#### ENTRIES SHOWN

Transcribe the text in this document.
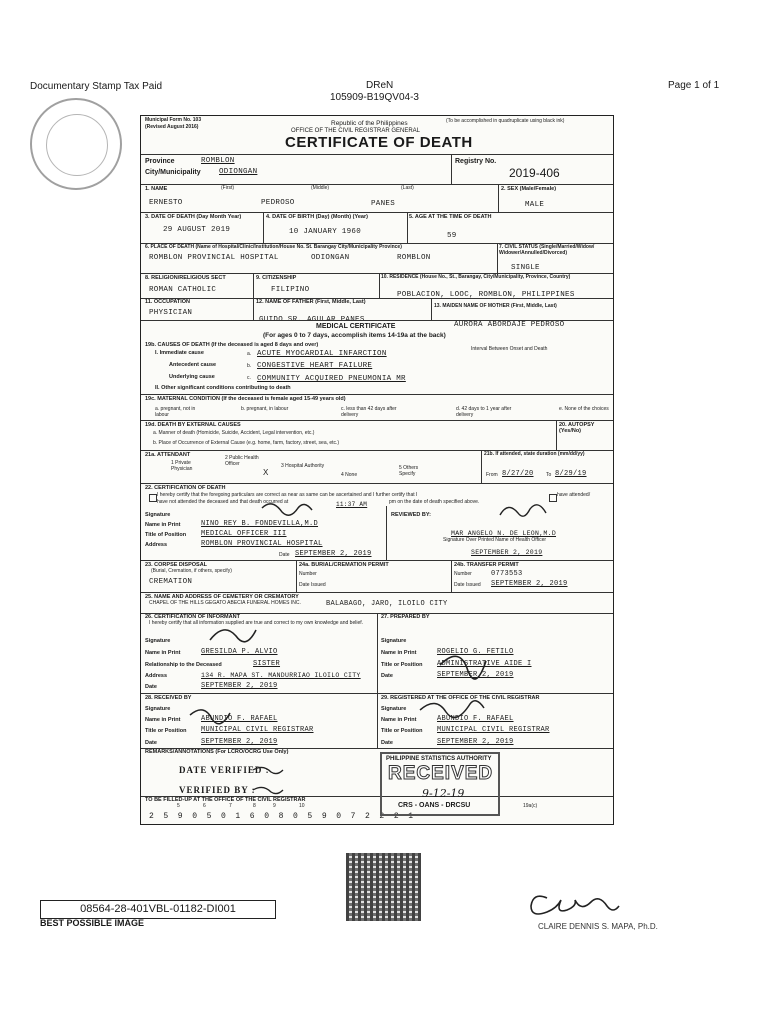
Documentary Stamp Tax Paid	DReN
105909-B19QV04-3
Page 1 of 1
Municipal Form No. 103
(Revised August 2016)	Republic of the Philippines
OFFICE OF THE CIVIL REGISTRAR GENERAL
(To be accomplished in quadruplicate using black ink)
CERTIFICATE OF DEATH
Province	ROMBLON
City/Municipality ODIONGAN
Registry No.
2019-406
1. NAME	(First)	(Middle)	(Last)
ERNESTO	PEDROSO	PANES
2. SEX (Male/Female)
MALE
3. DATE OF DEATH (Day Month Year)
29 AUGUST 2019
4. DATE OF BIRTH (Day) (Month) (Year)
10 JANUARY 1960
5. AGE AT THE TIME OF DEATH
59
6. PLACE OF DEATH (Name of Hospital/Clinic/Institution/House No. St. Barangay City/Municipality Province)
ROMBLON PROVINCIAL HOSPITAL	ODIONGAN	ROMBLON
7. CIVIL STATUS (Single/Married/Widow/ Widower/Annulled/Divorced)
SINGLE
8. RELIGION/RELIGIOUS SECT
ROMAN CATHOLIC
9. CITIZENSHIP
FILIPINO
10. RESIDENCE (House No., St., Barangay, City/Municipality, Province, Country)
POBLACION, LOOC, ROMBLON, PHILIPPINES
11. OCCUPATION
PHYSICIAN
12. NAME OF FATHER (First, Middle, Last)
GUIDO SR. AGULAR PANES
13. MAIDEN NAME OF MOTHER (First, Middle, Last)
AURORA ABORDAJE PEDROSO
MEDICAL CERTIFICATE
(For ages 0 to 7 days, accomplish items 14-19a at the back)
19b. CAUSES OF DEATH (If the deceased is aged 8 days and over)
Interval Between Onset and Death
I. Immediate cause	a. ACUTE MYOCARDIAL INFARCTION
Antecedent cause	b. CONGESTIVE HEART FAILURE
Underlying cause	c. COMMUNITY ACQUIRED PNEUMONIA MR
II. Other significant conditions contributing to death
19c. MATERNAL CONDITION (If the deceased is female aged 15-49 years old)
a. pregnant, not in labour
b. pregnant, in labour	c. less than 42 days after delivery
d. 42 days to 1 year after delivery
e. None of the choices
19d. DEATH BY EXTERNAL CAUSES
a. Manner of death (Homicide, Suicide, Accident, Legal intervention, etc.)
b. Place of Occurrence of External Cause (e.g. home, farm, factory, street, sea, etc.)
20. AUTOPSY (Yes/No)
21a. ATTENDANT
1 Private Physician
2 Public Health Officer	3 Hospital Authority
4 None
5 Others Specify
X
21b. If attended, state duration (mm/dd/yy)
From 8/27/20 To 8/29/19
22. CERTIFICATION OF DEATH
I hereby certify that the foregoing particulars are correct as near as same can be ascertained and I further certify that I	have attended/
have not attended the deceased and that death occurred at	11:37 AM	pm on the date of death specified above.
Signature
Name in Print	NINO REY B. FONDEVILLA,M.D
Title of Position MEDICAL OFFICER III
Address	ROMBLON PROVINCIAL HOSPITAL
Date SEPTEMBER 2, 2019
REVIEWED BY:
MAR ANGELO N. DE LEON,M.D
Signature Over Printed Name of Health Officer
SEPTEMBER 2, 2019
23. CORPSE DISPOSAL
(Burial, Cremation, if others, specify)
CREMATION
24a. BURIAL/CREMATION PERMIT
Number
Date Issued
24b. TRANSFER PERMIT
Number	0773553
Date Issued SEPTEMBER 2, 2019
25. NAME AND ADDRESS OF CEMETERY OR CREMATORY
CHAPEL OF THE HILLS GEGATO ABECIA FUNERAL HOMES INC.	BALABAGO, JARO, ILOILO CITY
26. CERTIFICATION OF INFORMANT
I hereby certify that all information supplied are true and correct to my own knowledge and belief.
Signature
Name in Print	GRESILDA P. ALVIO
Relationship to the Deceased	SISTER
Address	134 R. MAPA ST. MANDURRIAO ILOILO CITY
Date	SEPTEMBER 2, 2019
27. PREPARED BY
Signature
Name in Print	ROGELIO G. FETILO
Title or Position ADMINISTRATIVE AIDE I
Date	SEPTEMBER 2, 2019
28. RECEIVED BY
Signature
Name in Print	ABUNDIO F. RAFAEL
Title or Position MUNICIPAL CIVIL REGISTRAR
Date	SEPTEMBER 2, 2019
29. REGISTERED AT THE OFFICE OF THE CIVIL REGISTRAR
Signature
Name in Print	ABUNDIO F. RAFAEL
Title or Position MUNICIPAL CIVIL REGISTRAR
Date	SEPTEMBER 2, 2019
REMARKS/ANNOTATIONS (For LCRO/OCRG Use Only)
DATE VERIFIED :
VERIFIED BY :
TO BE FILLED-UP AT THE OFFICE OF THE CIVIL REGISTRAR
5	6	7	8	9	10	19a(c)
2 5 9 0 5 0 1 6 0 8 0 5 9 0 7 2 2 2 1
PHILIPPINE STATISTICS AUTHORITY
RECEIVED
9-12-19
CRS - OANS - DRCSU
08564-28-401VBL-01182-DI001
BEST POSSIBLE IMAGE	CLAIRE DENNIS S. MAPA, Ph.D.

########

TASK OBJECTIVE ▸
In the listing above, count each line that holds the string "PROVINCIAL". Give the number only.

EXPECTED OUTPUT ▸
2